[START Recorded information]
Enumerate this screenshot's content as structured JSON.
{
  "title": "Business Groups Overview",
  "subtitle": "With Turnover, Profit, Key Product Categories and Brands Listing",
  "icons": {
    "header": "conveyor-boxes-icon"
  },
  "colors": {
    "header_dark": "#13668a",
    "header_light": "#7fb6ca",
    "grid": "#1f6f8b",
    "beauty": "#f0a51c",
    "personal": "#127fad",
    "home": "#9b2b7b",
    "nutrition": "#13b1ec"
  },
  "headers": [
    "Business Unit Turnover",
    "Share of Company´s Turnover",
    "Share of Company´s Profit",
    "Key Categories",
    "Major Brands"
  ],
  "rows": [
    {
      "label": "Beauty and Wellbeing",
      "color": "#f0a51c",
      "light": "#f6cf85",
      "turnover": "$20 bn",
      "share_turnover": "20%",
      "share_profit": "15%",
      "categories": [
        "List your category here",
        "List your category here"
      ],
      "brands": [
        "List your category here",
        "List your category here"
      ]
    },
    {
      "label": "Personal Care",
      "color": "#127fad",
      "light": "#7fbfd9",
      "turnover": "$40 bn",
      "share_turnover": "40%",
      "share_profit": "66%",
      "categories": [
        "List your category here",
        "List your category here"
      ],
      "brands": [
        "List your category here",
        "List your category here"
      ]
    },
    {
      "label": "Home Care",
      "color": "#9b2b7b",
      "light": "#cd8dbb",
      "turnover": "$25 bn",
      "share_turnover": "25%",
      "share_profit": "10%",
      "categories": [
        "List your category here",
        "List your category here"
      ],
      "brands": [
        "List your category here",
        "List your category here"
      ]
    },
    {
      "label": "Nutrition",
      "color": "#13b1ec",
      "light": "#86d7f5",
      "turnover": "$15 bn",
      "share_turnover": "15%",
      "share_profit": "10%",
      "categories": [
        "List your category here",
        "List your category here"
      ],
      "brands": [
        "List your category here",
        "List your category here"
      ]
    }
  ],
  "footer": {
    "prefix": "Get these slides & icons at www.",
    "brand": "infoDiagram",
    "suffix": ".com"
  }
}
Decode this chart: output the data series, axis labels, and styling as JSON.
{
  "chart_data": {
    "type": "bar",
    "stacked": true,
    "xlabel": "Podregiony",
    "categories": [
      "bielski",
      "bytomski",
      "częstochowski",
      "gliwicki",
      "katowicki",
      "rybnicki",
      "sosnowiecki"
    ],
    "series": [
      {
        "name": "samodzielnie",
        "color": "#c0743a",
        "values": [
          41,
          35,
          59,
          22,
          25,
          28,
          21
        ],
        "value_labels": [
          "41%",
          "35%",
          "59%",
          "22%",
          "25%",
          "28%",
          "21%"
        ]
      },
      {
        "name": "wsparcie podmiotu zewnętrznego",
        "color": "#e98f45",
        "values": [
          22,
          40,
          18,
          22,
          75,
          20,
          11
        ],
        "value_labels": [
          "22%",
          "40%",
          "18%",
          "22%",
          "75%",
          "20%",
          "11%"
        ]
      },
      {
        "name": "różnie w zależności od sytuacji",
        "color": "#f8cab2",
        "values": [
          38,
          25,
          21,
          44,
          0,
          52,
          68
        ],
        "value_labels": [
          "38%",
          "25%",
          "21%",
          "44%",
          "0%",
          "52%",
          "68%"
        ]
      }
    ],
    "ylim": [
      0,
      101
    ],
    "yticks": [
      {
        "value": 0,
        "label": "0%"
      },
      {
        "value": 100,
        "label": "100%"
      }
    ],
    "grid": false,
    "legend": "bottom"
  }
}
[END Recorded information]
*Task requirements:* Your task is to quote all of the data word for word.

*Response:*
Enumerate this screenshot's content as structured JSON.
{
  "title": "Business Groups Overview",
  "subtitle": "With Turnover, Profit, Key Product Categories and Brands Listing",
  "icons": {
    "header": "conveyor-boxes-icon"
  },
  "colors": {
    "header_dark": "#13668a",
    "header_light": "#7fb6ca",
    "grid": "#1f6f8b",
    "beauty": "#f0a51c",
    "personal": "#127fad",
    "home": "#9b2b7b",
    "nutrition": "#13b1ec"
  },
  "headers": [
    "Business Unit Turnover",
    "Share of Company´s Turnover",
    "Share of Company´s Profit",
    "Key Categories",
    "Major Brands"
  ],
  "rows": [
    {
      "label": "Beauty and Wellbeing",
      "color": "#f0a51c",
      "light": "#f6cf85",
      "turnover": "$20 bn",
      "share_turnover": "20%",
      "share_profit": "15%",
      "categories": [
        "List your category here",
        "List your category here"
      ],
      "brands": [
        "List your category here",
        "List your category here"
      ]
    },
    {
      "label": "Personal Care",
      "color": "#127fad",
      "light": "#7fbfd9",
      "turnover": "$40 bn",
      "share_turnover": "40%",
      "share_profit": "66%",
      "categories": [
        "List your category here",
        "List your category here"
      ],
      "brands": [
        "List your category here",
        "List your category here"
      ]
    },
    {
      "label": "Home Care",
      "color": "#9b2b7b",
      "light": "#cd8dbb",
      "turnover": "$25 bn",
      "share_turnover": "25%",
      "share_profit": "10%",
      "categories": [
        "List your category here",
        "List your category here"
      ],
      "brands": [
        "List your category here",
        "List your category here"
      ]
    },
    {
      "label": "Nutrition",
      "color": "#13b1ec",
      "light": "#86d7f5",
      "turnover": "$15 bn",
      "share_turnover": "15%",
      "share_profit": "10%",
      "categories": [
        "List your category here",
        "List your category here"
      ],
      "brands": [
        "List your category here",
        "List your category here"
      ]
    }
  ],
  "footer": {
    "prefix": "Get these slides & icons at www.",
    "brand": "infoDiagram",
    "suffix": ".com"
  }
}
Decode this chart: output the data series, axis labels, and styling as JSON.
{
  "chart_data": {
    "type": "bar",
    "stacked": true,
    "xlabel": "Podregiony",
    "categories": [
      "bielski",
      "bytomski",
      "częstochowski",
      "gliwicki",
      "katowicki",
      "rybnicki",
      "sosnowiecki"
    ],
    "series": [
      {
        "name": "samodzielnie",
        "color": "#c0743a",
        "values": [
          41,
          35,
          59,
          22,
          25,
          28,
          21
        ],
        "value_labels": [
          "41%",
          "35%",
          "59%",
          "22%",
          "25%",
          "28%",
          "21%"
        ]
      },
      {
        "name": "wsparcie podmiotu zewnętrznego",
        "color": "#e98f45",
        "values": [
          22,
          40,
          18,
          22,
          75,
          20,
          11
        ],
        "value_labels": [
          "22%",
          "40%",
          "18%",
          "22%",
          "75%",
          "20%",
          "11%"
        ]
      },
      {
        "name": "różnie w zależności od sytuacji",
        "color": "#f8cab2",
        "values": [
          38,
          25,
          21,
          44,
          0,
          52,
          68
        ],
        "value_labels": [
          "38%",
          "25%",
          "21%",
          "44%",
          "0%",
          "52%",
          "68%"
        ]
      }
    ],
    "ylim": [
      0,
      101
    ],
    "yticks": [
      {
        "value": 0,
        "label": "0%"
      },
      {
        "value": 100,
        "label": "100%"
      }
    ],
    "grid": false,
    "legend": "bottom"
  }
}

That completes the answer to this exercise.